Given exercise » Count the lines below that contain "BPKCTT". Give only the number.

[begin Data provided]

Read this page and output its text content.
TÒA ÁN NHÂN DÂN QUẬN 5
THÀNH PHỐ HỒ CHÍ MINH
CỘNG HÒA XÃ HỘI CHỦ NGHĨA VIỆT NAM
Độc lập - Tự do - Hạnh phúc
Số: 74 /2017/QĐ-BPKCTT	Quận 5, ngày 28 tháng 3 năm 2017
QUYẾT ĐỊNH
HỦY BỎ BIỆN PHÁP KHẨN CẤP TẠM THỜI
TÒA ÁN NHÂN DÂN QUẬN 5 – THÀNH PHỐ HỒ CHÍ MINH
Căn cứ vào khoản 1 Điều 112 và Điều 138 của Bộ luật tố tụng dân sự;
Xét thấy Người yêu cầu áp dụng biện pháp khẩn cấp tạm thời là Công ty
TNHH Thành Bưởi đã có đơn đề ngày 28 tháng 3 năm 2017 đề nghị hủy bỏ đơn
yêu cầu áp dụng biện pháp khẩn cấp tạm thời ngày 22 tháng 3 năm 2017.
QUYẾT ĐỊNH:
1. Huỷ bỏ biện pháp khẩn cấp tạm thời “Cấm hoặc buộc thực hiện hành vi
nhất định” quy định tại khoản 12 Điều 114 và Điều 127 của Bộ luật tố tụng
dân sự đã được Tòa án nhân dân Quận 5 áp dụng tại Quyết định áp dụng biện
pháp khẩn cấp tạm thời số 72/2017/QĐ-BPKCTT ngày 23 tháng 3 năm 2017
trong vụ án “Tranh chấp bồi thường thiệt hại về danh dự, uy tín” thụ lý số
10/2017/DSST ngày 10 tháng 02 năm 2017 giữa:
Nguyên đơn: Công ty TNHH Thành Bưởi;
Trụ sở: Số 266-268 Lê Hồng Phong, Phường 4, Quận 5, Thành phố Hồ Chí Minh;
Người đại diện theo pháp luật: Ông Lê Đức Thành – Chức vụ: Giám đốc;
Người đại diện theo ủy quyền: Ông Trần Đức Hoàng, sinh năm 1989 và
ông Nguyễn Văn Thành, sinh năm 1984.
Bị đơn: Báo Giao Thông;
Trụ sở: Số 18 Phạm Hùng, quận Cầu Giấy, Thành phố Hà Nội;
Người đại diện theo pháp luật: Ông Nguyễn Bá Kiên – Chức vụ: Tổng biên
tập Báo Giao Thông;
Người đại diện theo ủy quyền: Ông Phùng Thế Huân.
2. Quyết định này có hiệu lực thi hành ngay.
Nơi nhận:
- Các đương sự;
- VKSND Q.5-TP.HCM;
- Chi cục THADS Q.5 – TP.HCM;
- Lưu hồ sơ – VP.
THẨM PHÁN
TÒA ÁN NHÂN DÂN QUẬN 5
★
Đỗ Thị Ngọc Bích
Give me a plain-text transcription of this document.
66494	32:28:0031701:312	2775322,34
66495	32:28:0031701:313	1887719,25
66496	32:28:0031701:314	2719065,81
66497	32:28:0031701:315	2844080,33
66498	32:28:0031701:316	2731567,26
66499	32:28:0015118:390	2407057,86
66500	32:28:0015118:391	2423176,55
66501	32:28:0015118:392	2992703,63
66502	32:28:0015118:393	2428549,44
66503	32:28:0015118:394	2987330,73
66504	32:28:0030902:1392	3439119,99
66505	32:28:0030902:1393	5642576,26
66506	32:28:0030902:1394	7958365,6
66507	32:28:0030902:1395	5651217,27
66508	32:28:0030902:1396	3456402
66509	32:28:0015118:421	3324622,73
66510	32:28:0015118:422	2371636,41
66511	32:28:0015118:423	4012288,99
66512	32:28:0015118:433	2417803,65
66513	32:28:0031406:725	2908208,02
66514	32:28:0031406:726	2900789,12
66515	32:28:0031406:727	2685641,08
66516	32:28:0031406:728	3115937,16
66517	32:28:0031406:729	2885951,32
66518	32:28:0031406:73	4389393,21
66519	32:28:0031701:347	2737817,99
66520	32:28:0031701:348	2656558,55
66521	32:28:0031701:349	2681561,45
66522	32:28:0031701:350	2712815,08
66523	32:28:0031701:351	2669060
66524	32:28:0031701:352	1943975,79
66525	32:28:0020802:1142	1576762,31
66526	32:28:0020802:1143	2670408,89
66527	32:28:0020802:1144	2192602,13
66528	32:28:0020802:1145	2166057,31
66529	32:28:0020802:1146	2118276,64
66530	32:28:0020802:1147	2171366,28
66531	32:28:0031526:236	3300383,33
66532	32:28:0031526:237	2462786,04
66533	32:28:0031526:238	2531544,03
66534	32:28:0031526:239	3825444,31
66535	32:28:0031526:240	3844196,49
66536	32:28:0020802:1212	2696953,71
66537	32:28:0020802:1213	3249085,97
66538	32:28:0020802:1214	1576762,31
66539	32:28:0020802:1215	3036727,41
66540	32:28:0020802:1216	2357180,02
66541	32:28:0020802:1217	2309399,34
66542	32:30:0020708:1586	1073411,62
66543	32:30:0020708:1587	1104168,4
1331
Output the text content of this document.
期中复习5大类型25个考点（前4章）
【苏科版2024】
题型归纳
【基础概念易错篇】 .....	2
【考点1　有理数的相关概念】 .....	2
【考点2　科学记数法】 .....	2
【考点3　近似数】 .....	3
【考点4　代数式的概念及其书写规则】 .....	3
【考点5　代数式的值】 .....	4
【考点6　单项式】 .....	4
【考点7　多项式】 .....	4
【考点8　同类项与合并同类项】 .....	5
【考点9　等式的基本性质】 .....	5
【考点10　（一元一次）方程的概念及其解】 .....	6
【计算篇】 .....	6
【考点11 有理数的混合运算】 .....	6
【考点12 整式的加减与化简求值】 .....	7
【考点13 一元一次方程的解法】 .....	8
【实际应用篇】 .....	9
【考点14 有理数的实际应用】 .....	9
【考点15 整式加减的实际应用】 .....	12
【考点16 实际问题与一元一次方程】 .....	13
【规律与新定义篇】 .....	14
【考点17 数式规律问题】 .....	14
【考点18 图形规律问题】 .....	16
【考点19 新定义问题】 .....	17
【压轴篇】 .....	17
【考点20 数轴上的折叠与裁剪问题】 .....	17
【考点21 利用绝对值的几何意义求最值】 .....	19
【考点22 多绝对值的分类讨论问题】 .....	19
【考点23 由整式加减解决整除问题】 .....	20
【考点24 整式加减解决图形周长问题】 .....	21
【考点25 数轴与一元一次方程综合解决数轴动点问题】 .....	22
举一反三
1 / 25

[end Data provided]

Complete output » 2